[Excerpt from a dataset]

##############################

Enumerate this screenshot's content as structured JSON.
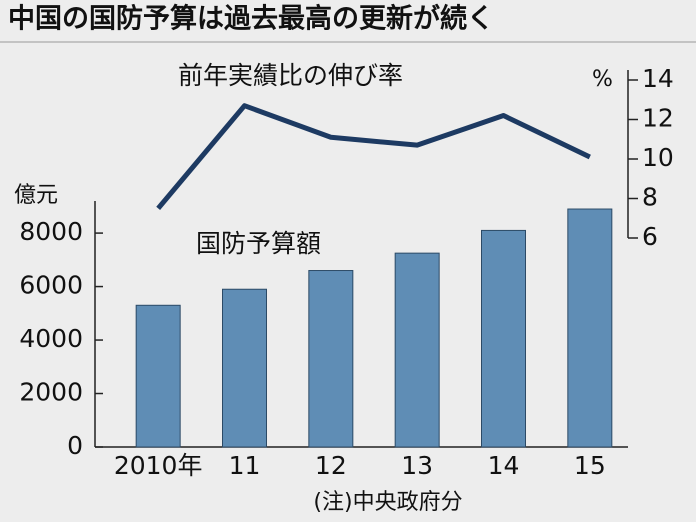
{
  "chart_data": {
    "type": "bar",
    "title": "中国の国防予算は過去最高の更新が続く",
    "note": "(注)中央政府分",
    "categories": [
      "2010年",
      "11",
      "12",
      "13",
      "14",
      "15"
    ],
    "y_unit": "億元",
    "y2_unit": "%",
    "ylim": [
      0,
      9200
    ],
    "yticks": [
      0,
      2000,
      4000,
      6000,
      8000
    ],
    "y2lim": [
      6,
      14
    ],
    "y2ticks": [
      6,
      8,
      10,
      12,
      14
    ],
    "series": [
      {
        "name": "国防予算額",
        "type": "bar",
        "color": "#5f8db5",
        "values": [
          5300,
          5900,
          6600,
          7250,
          8100,
          8900
        ]
      },
      {
        "name": "前年実績比の伸び率",
        "type": "line",
        "axis": "y2",
        "color": "#1d3a62",
        "values": [
          7.5,
          12.7,
          11.1,
          10.7,
          12.2,
          10.1
        ]
      }
    ]
  }
}
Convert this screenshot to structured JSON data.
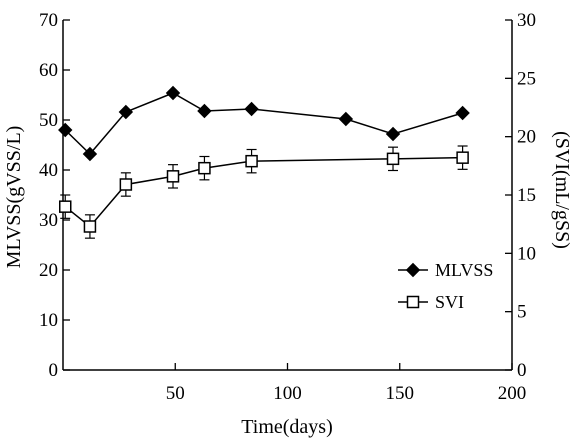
{
  "chart_data": {
    "type": "line",
    "xlabel": "Time(days)",
    "ylabel_left": "MLVSS(gVSS/L)",
    "ylabel_right": "(SVI(mL/gSS)",
    "xlim": [
      0,
      200
    ],
    "ylim_left": [
      0,
      70
    ],
    "ylim_right": [
      0,
      30
    ],
    "x_ticks": [
      "50",
      "100",
      "150",
      "200"
    ],
    "y_left_ticks": [
      "0",
      "10",
      "20",
      "30",
      "40",
      "50",
      "60",
      "70"
    ],
    "y_right_ticks": [
      "0",
      "5",
      "10",
      "15",
      "20",
      "25",
      "30"
    ],
    "grid": false,
    "legend_position": "right",
    "series": [
      {
        "name": "MLVSS",
        "axis": "left",
        "marker": "filled-diamond",
        "color": "#000000",
        "x": [
          1,
          12,
          28,
          49,
          63,
          84,
          126,
          147,
          178
        ],
        "y": [
          48.0,
          43.2,
          51.6,
          55.4,
          51.8,
          52.2,
          50.2,
          47.2,
          51.4
        ]
      },
      {
        "name": "SVI",
        "axis": "right",
        "marker": "open-square",
        "color": "#000000",
        "x": [
          1,
          12,
          28,
          49,
          63,
          84,
          147,
          178
        ],
        "y": [
          14.0,
          12.3,
          15.9,
          16.6,
          17.3,
          17.9,
          18.1,
          18.2
        ],
        "error": [
          1.0,
          1.0,
          1.0,
          1.0,
          1.0,
          1.0,
          1.0,
          1.0
        ]
      }
    ]
  }
}
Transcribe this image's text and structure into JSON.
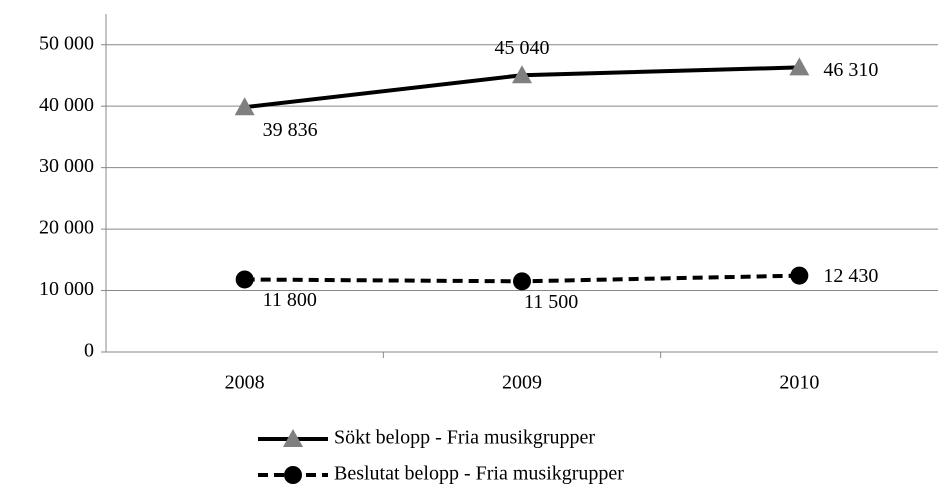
{
  "chart_data": {
    "type": "line",
    "categories": [
      "2008",
      "2009",
      "2010"
    ],
    "series": [
      {
        "name": "Sökt belopp - Fria musikgrupper",
        "color": "#000000",
        "line_style": "solid",
        "marker": "triangle",
        "marker_color": "#808080",
        "values": [
          39836,
          45040,
          46310
        ],
        "value_labels": [
          "39 836",
          "45 040",
          "46 310"
        ]
      },
      {
        "name": "Beslutat belopp - Fria musikgrupper",
        "color": "#000000",
        "line_style": "dashed",
        "marker": "circle",
        "marker_color": "#000000",
        "values": [
          11800,
          11500,
          12430
        ],
        "value_labels": [
          "11 800",
          "11 500",
          "12 430"
        ]
      }
    ],
    "ylim": [
      0,
      55000
    ],
    "yticks": [
      0,
      {
        "value": 10000,
        "label": "10 000"
      },
      {
        "value": 20000,
        "label": "20 000"
      },
      {
        "value": 30000,
        "label": "30 000"
      },
      {
        "value": 40000,
        "label": "40 000"
      },
      {
        "value": 50000,
        "label": "50 000"
      }
    ],
    "grid": true,
    "legend": "bottom"
  }
}
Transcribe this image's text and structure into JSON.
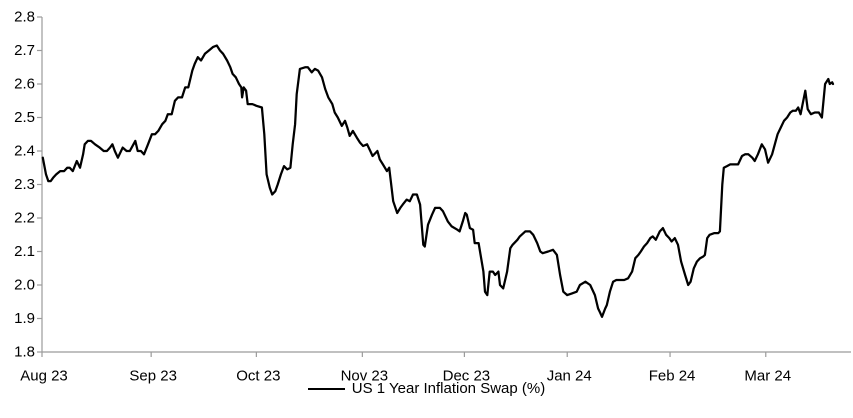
{
  "colors": {
    "line": "#000000",
    "axis": "#9b9b9b",
    "tick": "#9b9b9b",
    "text": "#000000",
    "background": "#ffffff"
  },
  "chart_data": {
    "type": "line",
    "title": "",
    "grid": false,
    "legend": {
      "position": "bottom-center",
      "entries": [
        {
          "label": "US 1 Year Inflation Swap (%)",
          "color": "#000000",
          "marker": "line"
        }
      ]
    },
    "y_axis": {
      "min": 1.8,
      "max": 2.8,
      "tick_step": 0.1,
      "decimals": 1
    },
    "y_ticks": [
      1.8,
      1.9,
      2.0,
      2.1,
      2.2,
      2.3,
      2.4,
      2.5,
      2.6,
      2.7,
      2.8
    ],
    "x_axis": {
      "note": "time axis Aug 2023 - Mar 2024, positions given as fraction 0-1 of plotted span"
    },
    "x_ticks": [
      {
        "label": "Aug 23",
        "f": 0.0
      },
      {
        "label": "Sep 23",
        "f": 0.138
      },
      {
        "label": "Oct 23",
        "f": 0.271
      },
      {
        "label": "Nov 23",
        "f": 0.405
      },
      {
        "label": "Dec 23",
        "f": 0.534
      },
      {
        "label": "Jan 24",
        "f": 0.664
      },
      {
        "label": "Feb 24",
        "f": 0.794
      },
      {
        "label": "Mar 24",
        "f": 0.915
      }
    ],
    "series": [
      {
        "name": "US 1 Year Inflation Swap (%)",
        "color": "#000000",
        "points": [
          [
            0.001,
            2.38
          ],
          [
            0.005,
            2.33
          ],
          [
            0.008,
            2.31
          ],
          [
            0.011,
            2.31
          ],
          [
            0.014,
            2.32
          ],
          [
            0.018,
            2.33
          ],
          [
            0.023,
            2.34
          ],
          [
            0.028,
            2.34
          ],
          [
            0.032,
            2.35
          ],
          [
            0.035,
            2.35
          ],
          [
            0.039,
            2.34
          ],
          [
            0.044,
            2.37
          ],
          [
            0.048,
            2.35
          ],
          [
            0.052,
            2.39
          ],
          [
            0.054,
            2.42
          ],
          [
            0.058,
            2.43
          ],
          [
            0.062,
            2.43
          ],
          [
            0.067,
            2.42
          ],
          [
            0.073,
            2.41
          ],
          [
            0.078,
            2.4
          ],
          [
            0.082,
            2.4
          ],
          [
            0.086,
            2.41
          ],
          [
            0.089,
            2.42
          ],
          [
            0.092,
            2.4
          ],
          [
            0.096,
            2.38
          ],
          [
            0.102,
            2.41
          ],
          [
            0.107,
            2.4
          ],
          [
            0.111,
            2.4
          ],
          [
            0.118,
            2.43
          ],
          [
            0.121,
            2.4
          ],
          [
            0.125,
            2.4
          ],
          [
            0.129,
            2.39
          ],
          [
            0.134,
            2.42
          ],
          [
            0.139,
            2.45
          ],
          [
            0.143,
            2.45
          ],
          [
            0.147,
            2.46
          ],
          [
            0.152,
            2.48
          ],
          [
            0.156,
            2.49
          ],
          [
            0.159,
            2.51
          ],
          [
            0.164,
            2.51
          ],
          [
            0.168,
            2.55
          ],
          [
            0.172,
            2.56
          ],
          [
            0.177,
            2.56
          ],
          [
            0.181,
            2.59
          ],
          [
            0.185,
            2.59
          ],
          [
            0.19,
            2.64
          ],
          [
            0.193,
            2.66
          ],
          [
            0.197,
            2.68
          ],
          [
            0.201,
            2.67
          ],
          [
            0.206,
            2.69
          ],
          [
            0.211,
            2.7
          ],
          [
            0.216,
            2.71
          ],
          [
            0.221,
            2.715
          ],
          [
            0.225,
            2.7
          ],
          [
            0.229,
            2.69
          ],
          [
            0.234,
            2.67
          ],
          [
            0.238,
            2.65
          ],
          [
            0.241,
            2.63
          ],
          [
            0.245,
            2.62
          ],
          [
            0.249,
            2.6
          ],
          [
            0.252,
            2.59
          ],
          [
            0.253,
            2.56
          ],
          [
            0.255,
            2.59
          ],
          [
            0.258,
            2.58
          ],
          [
            0.26,
            2.54
          ],
          [
            0.266,
            2.54
          ],
          [
            0.271,
            2.535
          ],
          [
            0.278,
            2.53
          ],
          [
            0.281,
            2.45
          ],
          [
            0.284,
            2.33
          ],
          [
            0.288,
            2.29
          ],
          [
            0.291,
            2.27
          ],
          [
            0.295,
            2.28
          ],
          [
            0.298,
            2.3
          ],
          [
            0.302,
            2.33
          ],
          [
            0.306,
            2.355
          ],
          [
            0.31,
            2.345
          ],
          [
            0.314,
            2.35
          ],
          [
            0.317,
            2.42
          ],
          [
            0.32,
            2.48
          ],
          [
            0.322,
            2.57
          ],
          [
            0.326,
            2.645
          ],
          [
            0.333,
            2.65
          ],
          [
            0.336,
            2.65
          ],
          [
            0.341,
            2.635
          ],
          [
            0.345,
            2.645
          ],
          [
            0.349,
            2.64
          ],
          [
            0.354,
            2.62
          ],
          [
            0.358,
            2.585
          ],
          [
            0.362,
            2.56
          ],
          [
            0.367,
            2.54
          ],
          [
            0.37,
            2.515
          ],
          [
            0.374,
            2.5
          ],
          [
            0.379,
            2.475
          ],
          [
            0.383,
            2.49
          ],
          [
            0.386,
            2.47
          ],
          [
            0.389,
            2.445
          ],
          [
            0.393,
            2.46
          ],
          [
            0.398,
            2.44
          ],
          [
            0.402,
            2.425
          ],
          [
            0.406,
            2.415
          ],
          [
            0.411,
            2.42
          ],
          [
            0.415,
            2.4
          ],
          [
            0.418,
            2.385
          ],
          [
            0.424,
            2.4
          ],
          [
            0.427,
            2.375
          ],
          [
            0.431,
            2.36
          ],
          [
            0.436,
            2.34
          ],
          [
            0.439,
            2.35
          ],
          [
            0.441,
            2.31
          ],
          [
            0.444,
            2.25
          ],
          [
            0.449,
            2.215
          ],
          [
            0.453,
            2.23
          ],
          [
            0.456,
            2.24
          ],
          [
            0.461,
            2.255
          ],
          [
            0.465,
            2.25
          ],
          [
            0.469,
            2.27
          ],
          [
            0.474,
            2.27
          ],
          [
            0.478,
            2.24
          ],
          [
            0.482,
            2.12
          ],
          [
            0.484,
            2.115
          ],
          [
            0.488,
            2.18
          ],
          [
            0.493,
            2.21
          ],
          [
            0.497,
            2.23
          ],
          [
            0.503,
            2.23
          ],
          [
            0.507,
            2.22
          ],
          [
            0.513,
            2.19
          ],
          [
            0.518,
            2.175
          ],
          [
            0.525,
            2.165
          ],
          [
            0.528,
            2.16
          ],
          [
            0.532,
            2.19
          ],
          [
            0.535,
            2.215
          ],
          [
            0.537,
            2.21
          ],
          [
            0.541,
            2.17
          ],
          [
            0.545,
            2.165
          ],
          [
            0.547,
            2.125
          ],
          [
            0.552,
            2.125
          ],
          [
            0.558,
            2.04
          ],
          [
            0.56,
            1.98
          ],
          [
            0.563,
            1.97
          ],
          [
            0.566,
            2.04
          ],
          [
            0.57,
            2.04
          ],
          [
            0.573,
            2.03
          ],
          [
            0.577,
            2.04
          ],
          [
            0.579,
            2.0
          ],
          [
            0.583,
            1.99
          ],
          [
            0.588,
            2.04
          ],
          [
            0.592,
            2.11
          ],
          [
            0.595,
            2.12
          ],
          [
            0.601,
            2.135
          ],
          [
            0.604,
            2.145
          ],
          [
            0.611,
            2.16
          ],
          [
            0.617,
            2.16
          ],
          [
            0.621,
            2.15
          ],
          [
            0.626,
            2.125
          ],
          [
            0.63,
            2.1
          ],
          [
            0.633,
            2.095
          ],
          [
            0.64,
            2.1
          ],
          [
            0.646,
            2.105
          ],
          [
            0.651,
            2.09
          ],
          [
            0.655,
            2.03
          ],
          [
            0.659,
            1.98
          ],
          [
            0.664,
            1.97
          ],
          [
            0.67,
            1.975
          ],
          [
            0.676,
            1.98
          ],
          [
            0.68,
            2.0
          ],
          [
            0.687,
            2.01
          ],
          [
            0.693,
            2.0
          ],
          [
            0.699,
            1.97
          ],
          [
            0.703,
            1.93
          ],
          [
            0.705,
            1.92
          ],
          [
            0.708,
            1.905
          ],
          [
            0.712,
            1.93
          ],
          [
            0.714,
            1.94
          ],
          [
            0.718,
            1.98
          ],
          [
            0.722,
            2.01
          ],
          [
            0.726,
            2.015
          ],
          [
            0.731,
            2.015
          ],
          [
            0.736,
            2.015
          ],
          [
            0.741,
            2.02
          ],
          [
            0.746,
            2.04
          ],
          [
            0.75,
            2.08
          ],
          [
            0.754,
            2.09
          ],
          [
            0.757,
            2.1
          ],
          [
            0.761,
            2.115
          ],
          [
            0.765,
            2.125
          ],
          [
            0.769,
            2.14
          ],
          [
            0.772,
            2.145
          ],
          [
            0.776,
            2.135
          ],
          [
            0.781,
            2.16
          ],
          [
            0.785,
            2.17
          ],
          [
            0.789,
            2.15
          ],
          [
            0.793,
            2.14
          ],
          [
            0.796,
            2.13
          ],
          [
            0.8,
            2.14
          ],
          [
            0.804,
            2.12
          ],
          [
            0.808,
            2.07
          ],
          [
            0.813,
            2.03
          ],
          [
            0.817,
            2.0
          ],
          [
            0.82,
            2.01
          ],
          [
            0.824,
            2.05
          ],
          [
            0.828,
            2.07
          ],
          [
            0.832,
            2.08
          ],
          [
            0.836,
            2.085
          ],
          [
            0.838,
            2.09
          ],
          [
            0.841,
            2.14
          ],
          [
            0.844,
            2.15
          ],
          [
            0.85,
            2.155
          ],
          [
            0.855,
            2.155
          ],
          [
            0.857,
            2.16
          ],
          [
            0.86,
            2.3
          ],
          [
            0.862,
            2.35
          ],
          [
            0.866,
            2.355
          ],
          [
            0.87,
            2.36
          ],
          [
            0.875,
            2.36
          ],
          [
            0.88,
            2.36
          ],
          [
            0.885,
            2.385
          ],
          [
            0.889,
            2.39
          ],
          [
            0.893,
            2.39
          ],
          [
            0.898,
            2.38
          ],
          [
            0.901,
            2.37
          ],
          [
            0.905,
            2.39
          ],
          [
            0.91,
            2.42
          ],
          [
            0.914,
            2.405
          ],
          [
            0.918,
            2.365
          ],
          [
            0.923,
            2.39
          ],
          [
            0.927,
            2.425
          ],
          [
            0.93,
            2.45
          ],
          [
            0.934,
            2.47
          ],
          [
            0.938,
            2.49
          ],
          [
            0.942,
            2.5
          ],
          [
            0.946,
            2.515
          ],
          [
            0.949,
            2.52
          ],
          [
            0.953,
            2.52
          ],
          [
            0.956,
            2.53
          ],
          [
            0.959,
            2.51
          ],
          [
            0.965,
            2.58
          ],
          [
            0.968,
            2.525
          ],
          [
            0.972,
            2.51
          ],
          [
            0.977,
            2.515
          ],
          [
            0.982,
            2.515
          ],
          [
            0.986,
            2.5
          ],
          [
            0.99,
            2.6
          ],
          [
            0.994,
            2.615
          ],
          [
            0.996,
            2.6
          ],
          [
            0.999,
            2.605
          ],
          [
            1.0,
            2.6
          ]
        ]
      }
    ]
  }
}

##############################

*WHAT IS EXPECTED*. List the lines of the entries that include "bottom".

*EXPECTED ANSWER*.
    "legend": "bottom"
      "position": "bottom-center",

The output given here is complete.